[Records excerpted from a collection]
•••
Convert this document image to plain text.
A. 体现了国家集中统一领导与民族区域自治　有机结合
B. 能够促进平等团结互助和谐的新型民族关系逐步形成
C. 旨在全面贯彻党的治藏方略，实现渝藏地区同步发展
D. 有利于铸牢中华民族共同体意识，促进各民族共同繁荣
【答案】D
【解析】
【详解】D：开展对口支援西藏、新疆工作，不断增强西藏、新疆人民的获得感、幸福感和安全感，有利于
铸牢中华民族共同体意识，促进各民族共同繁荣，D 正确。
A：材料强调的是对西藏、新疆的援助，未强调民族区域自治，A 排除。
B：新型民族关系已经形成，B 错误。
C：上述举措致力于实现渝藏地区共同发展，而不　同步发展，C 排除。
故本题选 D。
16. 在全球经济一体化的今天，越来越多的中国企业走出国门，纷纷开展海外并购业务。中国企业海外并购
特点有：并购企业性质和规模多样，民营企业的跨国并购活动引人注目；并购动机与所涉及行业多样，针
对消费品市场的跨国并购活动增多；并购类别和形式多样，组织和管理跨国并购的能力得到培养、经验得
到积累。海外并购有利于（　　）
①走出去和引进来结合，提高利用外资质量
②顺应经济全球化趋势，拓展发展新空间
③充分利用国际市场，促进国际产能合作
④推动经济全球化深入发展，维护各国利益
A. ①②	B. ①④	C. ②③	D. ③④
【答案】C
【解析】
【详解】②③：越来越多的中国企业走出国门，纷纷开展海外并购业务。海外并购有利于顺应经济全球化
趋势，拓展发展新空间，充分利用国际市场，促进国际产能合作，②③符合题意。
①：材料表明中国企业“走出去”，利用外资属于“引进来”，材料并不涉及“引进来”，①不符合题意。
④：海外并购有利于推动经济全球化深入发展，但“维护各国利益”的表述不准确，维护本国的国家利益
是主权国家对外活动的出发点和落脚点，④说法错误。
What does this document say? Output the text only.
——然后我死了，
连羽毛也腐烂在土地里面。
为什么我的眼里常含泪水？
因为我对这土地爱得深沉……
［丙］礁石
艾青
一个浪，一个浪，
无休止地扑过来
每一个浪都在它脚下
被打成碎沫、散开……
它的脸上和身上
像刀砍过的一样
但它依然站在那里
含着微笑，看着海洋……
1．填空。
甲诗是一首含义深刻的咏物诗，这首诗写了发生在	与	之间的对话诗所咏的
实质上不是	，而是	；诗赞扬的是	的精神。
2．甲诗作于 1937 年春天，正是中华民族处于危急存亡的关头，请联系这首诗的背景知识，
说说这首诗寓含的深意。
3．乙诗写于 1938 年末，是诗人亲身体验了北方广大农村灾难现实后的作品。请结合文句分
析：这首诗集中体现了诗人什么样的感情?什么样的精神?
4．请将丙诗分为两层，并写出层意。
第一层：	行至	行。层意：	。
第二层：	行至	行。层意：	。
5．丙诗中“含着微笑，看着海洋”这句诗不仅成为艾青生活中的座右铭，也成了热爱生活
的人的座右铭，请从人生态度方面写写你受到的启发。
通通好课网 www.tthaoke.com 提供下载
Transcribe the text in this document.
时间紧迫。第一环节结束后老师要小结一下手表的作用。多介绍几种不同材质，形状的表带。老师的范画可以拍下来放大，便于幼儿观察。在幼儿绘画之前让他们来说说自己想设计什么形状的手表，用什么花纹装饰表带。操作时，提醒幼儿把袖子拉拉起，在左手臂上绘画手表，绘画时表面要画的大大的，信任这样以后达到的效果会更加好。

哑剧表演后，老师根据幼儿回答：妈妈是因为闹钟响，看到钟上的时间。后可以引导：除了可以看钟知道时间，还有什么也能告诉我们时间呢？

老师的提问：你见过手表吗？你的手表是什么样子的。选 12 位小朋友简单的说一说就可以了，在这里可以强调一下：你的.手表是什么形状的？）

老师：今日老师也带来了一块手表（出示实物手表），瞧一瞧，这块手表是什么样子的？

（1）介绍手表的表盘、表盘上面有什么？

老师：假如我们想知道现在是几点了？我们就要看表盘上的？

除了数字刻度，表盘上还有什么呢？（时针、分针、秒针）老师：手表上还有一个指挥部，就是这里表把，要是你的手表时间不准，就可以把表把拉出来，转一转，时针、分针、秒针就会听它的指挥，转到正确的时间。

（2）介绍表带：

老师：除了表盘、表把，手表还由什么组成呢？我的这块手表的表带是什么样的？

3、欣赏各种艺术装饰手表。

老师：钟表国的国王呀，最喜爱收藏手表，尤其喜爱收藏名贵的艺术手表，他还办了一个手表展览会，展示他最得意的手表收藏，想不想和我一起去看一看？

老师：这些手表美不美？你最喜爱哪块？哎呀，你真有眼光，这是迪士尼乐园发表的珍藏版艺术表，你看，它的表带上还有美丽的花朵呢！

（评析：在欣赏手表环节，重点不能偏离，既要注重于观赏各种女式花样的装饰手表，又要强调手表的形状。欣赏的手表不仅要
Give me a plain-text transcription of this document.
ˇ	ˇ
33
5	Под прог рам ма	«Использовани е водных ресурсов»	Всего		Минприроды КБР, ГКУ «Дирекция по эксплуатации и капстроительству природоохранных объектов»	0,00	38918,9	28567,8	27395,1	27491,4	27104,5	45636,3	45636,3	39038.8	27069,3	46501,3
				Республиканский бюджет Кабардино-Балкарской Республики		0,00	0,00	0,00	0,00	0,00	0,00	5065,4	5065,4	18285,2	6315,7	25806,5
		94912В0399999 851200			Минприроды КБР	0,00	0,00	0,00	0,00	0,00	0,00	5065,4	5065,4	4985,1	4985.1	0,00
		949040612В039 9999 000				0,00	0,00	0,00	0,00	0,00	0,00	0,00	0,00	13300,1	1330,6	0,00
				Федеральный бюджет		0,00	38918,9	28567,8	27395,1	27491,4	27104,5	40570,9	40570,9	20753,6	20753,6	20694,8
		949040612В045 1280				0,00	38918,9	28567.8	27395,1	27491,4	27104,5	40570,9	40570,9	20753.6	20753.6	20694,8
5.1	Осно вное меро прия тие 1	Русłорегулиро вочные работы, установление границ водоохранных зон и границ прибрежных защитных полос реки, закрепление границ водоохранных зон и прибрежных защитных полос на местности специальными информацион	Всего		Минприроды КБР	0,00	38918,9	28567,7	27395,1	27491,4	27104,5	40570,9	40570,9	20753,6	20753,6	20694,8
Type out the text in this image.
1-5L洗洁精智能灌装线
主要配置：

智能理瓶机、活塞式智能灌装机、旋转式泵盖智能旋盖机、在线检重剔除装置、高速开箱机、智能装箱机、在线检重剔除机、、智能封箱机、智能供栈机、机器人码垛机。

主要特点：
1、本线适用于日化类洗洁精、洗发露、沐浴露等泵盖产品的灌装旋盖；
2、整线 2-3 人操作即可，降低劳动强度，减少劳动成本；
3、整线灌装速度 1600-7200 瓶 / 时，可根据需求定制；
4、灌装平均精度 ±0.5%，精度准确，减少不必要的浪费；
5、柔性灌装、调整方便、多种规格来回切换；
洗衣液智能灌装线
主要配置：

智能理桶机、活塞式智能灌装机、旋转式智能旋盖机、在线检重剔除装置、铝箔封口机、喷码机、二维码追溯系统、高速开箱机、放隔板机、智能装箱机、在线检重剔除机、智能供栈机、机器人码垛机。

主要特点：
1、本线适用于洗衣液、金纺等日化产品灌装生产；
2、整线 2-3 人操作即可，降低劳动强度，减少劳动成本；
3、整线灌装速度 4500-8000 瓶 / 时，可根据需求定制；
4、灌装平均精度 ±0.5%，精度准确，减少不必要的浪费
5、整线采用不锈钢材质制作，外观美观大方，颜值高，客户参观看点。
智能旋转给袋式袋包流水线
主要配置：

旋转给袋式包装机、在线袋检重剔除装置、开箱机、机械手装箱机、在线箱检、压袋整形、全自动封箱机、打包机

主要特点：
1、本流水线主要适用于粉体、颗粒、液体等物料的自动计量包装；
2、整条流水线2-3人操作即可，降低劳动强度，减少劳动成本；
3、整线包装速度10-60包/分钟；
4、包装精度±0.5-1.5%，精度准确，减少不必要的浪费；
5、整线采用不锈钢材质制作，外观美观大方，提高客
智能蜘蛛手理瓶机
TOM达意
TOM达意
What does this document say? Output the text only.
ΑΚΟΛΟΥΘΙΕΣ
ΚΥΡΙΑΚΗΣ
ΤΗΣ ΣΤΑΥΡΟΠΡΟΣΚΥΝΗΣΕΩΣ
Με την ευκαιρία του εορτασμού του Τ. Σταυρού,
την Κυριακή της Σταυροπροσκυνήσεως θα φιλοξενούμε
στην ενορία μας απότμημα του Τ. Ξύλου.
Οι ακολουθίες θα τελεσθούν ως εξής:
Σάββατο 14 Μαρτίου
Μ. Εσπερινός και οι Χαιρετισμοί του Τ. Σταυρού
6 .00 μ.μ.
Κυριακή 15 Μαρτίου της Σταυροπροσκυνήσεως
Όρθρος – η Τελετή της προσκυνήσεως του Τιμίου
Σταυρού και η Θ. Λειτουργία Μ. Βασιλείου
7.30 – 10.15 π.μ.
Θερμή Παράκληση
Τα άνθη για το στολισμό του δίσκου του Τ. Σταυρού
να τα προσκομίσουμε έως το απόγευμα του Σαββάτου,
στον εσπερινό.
•••
Report only the number of lines in the data above that contain "外观美观大方".

2